Extrait à lire:
Et c’est au Bangladesh que l’expression « criminel climatique » prend toute son ampleur. En 2016, le président chinois Xi Jinping est parvenu à refourguer au pays quatre installations thermiques – un parc de centrales à charbon qui rejettera autant de gaz à effet de serre que ce qu’émet actuellement chaque année toute l’Autriche.
La première d’entre elles, la centrale de Payra, a été mise en service en 2020 et se situe à proximité des fragiles mangroves de Chalitabunia et des Sundarbans, un écosystème de marais unique sur Terre, classé au patrimoine mondial de l’Unesco.
C’est une aberration terrible. Le Bangladesh est l’un des pays les plus touchées par les dérèglements climatiques. À cause de la montée des eaux, 700 000 Bangladais perdent déjà chaque année leur foyer.
Pis, fin 2019, seuls 43 % de l’électricité issue de l’ensemble des sites de production énergétique du Bangladesh étaient consommés. Alors que l’État bangladais débourse chaque mois à la centrale au charbon de Payra près de 20 millions de dollars de paiements de capacité, la moitié de l’énergie que peut produire l’infrastructure chinoise n’est pas distribuée aux habitants, le réseau d’électricité du pays étant encore sous-développé…
Vous soulignez également la responsabilité des fonds d’investissement du type Blackrock ou Vanguard…
Pour continuer à augmenter leur production d’énergies fossiles, les multinationales énergétiques ont besoin d’énormément de capitaux. Et sur les marchés financiers, elles peuvent compter sur le soutien croissant des gestionnaires d’actifs.
En 2019, les trois plus importants gestionnaires d’actifs au monde, BlackRock, Vanguard et State Street, détenaient 10 milliards de barils de pétrole en réserve et cumulaient près de 300 milliards de dollars investis dans les énergies fossiles. Si l’on convertit l’ensemble de ces investissements en émissions de CO2 potentielles, elles ont augmenté de 17 % entre 2016 et 2019.

Données fournies:
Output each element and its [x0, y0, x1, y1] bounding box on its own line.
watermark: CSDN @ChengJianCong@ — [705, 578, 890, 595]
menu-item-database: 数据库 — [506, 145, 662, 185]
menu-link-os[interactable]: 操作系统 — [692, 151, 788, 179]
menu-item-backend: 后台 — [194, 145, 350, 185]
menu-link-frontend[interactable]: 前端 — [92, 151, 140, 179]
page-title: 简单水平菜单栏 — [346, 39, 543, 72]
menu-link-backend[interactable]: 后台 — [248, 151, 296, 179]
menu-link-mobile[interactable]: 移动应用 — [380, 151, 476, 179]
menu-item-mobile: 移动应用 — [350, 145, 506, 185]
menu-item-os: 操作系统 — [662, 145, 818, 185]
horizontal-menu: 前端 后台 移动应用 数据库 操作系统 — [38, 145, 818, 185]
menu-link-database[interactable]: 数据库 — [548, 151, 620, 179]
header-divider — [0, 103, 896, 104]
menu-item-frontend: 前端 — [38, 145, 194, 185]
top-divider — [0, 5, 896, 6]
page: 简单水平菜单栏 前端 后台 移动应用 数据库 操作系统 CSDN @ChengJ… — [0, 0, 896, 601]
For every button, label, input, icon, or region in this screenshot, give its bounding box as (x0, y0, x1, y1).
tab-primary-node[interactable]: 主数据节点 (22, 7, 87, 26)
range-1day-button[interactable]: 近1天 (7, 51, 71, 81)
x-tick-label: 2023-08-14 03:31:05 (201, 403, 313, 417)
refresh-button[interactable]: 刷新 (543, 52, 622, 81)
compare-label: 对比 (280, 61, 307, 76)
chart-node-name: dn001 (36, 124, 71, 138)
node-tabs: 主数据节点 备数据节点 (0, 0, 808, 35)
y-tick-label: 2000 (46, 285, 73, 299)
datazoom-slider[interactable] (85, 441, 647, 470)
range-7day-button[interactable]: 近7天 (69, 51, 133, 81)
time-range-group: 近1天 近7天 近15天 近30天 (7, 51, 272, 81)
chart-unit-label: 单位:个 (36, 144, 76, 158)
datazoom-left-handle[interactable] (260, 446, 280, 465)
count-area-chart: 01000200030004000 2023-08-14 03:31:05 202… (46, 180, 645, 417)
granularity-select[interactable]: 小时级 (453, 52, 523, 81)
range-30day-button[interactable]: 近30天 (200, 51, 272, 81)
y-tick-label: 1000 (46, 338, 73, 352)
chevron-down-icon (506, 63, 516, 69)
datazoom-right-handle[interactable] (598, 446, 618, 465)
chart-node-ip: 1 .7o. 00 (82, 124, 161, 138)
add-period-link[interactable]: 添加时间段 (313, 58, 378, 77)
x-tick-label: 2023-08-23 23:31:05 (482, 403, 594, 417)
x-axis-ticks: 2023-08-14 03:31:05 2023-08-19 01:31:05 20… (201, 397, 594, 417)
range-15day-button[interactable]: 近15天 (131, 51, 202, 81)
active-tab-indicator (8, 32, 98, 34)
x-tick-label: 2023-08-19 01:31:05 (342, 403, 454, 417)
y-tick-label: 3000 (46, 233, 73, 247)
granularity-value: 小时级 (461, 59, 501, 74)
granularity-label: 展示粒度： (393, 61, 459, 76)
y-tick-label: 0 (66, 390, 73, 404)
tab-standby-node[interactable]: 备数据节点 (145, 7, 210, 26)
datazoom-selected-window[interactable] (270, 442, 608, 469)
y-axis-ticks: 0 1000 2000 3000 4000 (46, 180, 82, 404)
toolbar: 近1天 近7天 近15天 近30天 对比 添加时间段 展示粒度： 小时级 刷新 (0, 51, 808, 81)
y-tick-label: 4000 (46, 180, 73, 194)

Consigne: Reprenez l'extrait sur les centrales à charbon au Bangladesh et les gestionnaires d'actifs, et écrivez la suite qui vient après sa dernière phrase.

Résultat de l'exercice:
Sur la période 2018‑2020, les Américains BlackRock et Vanguard représentent les deux plus gros investisseurs mondiaux dans le charbon, avec un total de 170 milliards de dollars. Enfin, ces deux géants de la finance s’opposent ou s’abstiennent régulièrement en tant qu’actionnaires lors du vote de motions en faveur du climat au sein de ces groupes industriels. Leur responsabilité climatique est énorme.
Vous êtes plus que sceptique par rapport aux dispositifs de captage du carbone…
Ces dispositifs consistent grosso modo à piéger le CO2 directement à la sortie des cheminées puis à l’ensevelir sous terre. China Energy communique en fanfare depuis 2021 sur sa gigantesque centrale électrique au charbon de Guohua Jinjie qui a une technologie de ce type permettant de capturer 150 000 tonnes de CO2 par an. Mais cette installation émet chaque année environ 25 millions de tonnes équivalent CO2, de quoi ramener le carbone piégé grâce à ce dispositif au rang de goutte d’eau dans un océan de gaz à effet de serre.
En mai 2021, l’Agence internationale de l’énergie a jugé que les installations de captage de carbone devront, entre 2020 et 2030, croître de 4 000 % pour freiner le réchauffement. C’est qu’actuellement, à peine une vingtaine d’unités industrielles de captage de CO2 sont opérationnelles à travers le monde.
Le géant du pétrole Aramco n’est parvenu à mettre en œuvre qu’un seul dispositif de capture du carbone sur une de ses usines de production de gaz fossile. On estime qu’en cinq ans, le carbone capté à la sortie de cette infrastructure ne constitue que 0,2 % du CO2 rejeté dans les cieux par Aramco en une seule année…
Les industriels fossiles entrevoient dans les technologies la possibilité d’avoir le beurre d’un climat stabilisé et l’argent de la croissance économique. Mais ce sont des projets tarte à la crème, le dernier chiffon agité pour dire que l’on fait quelque chose.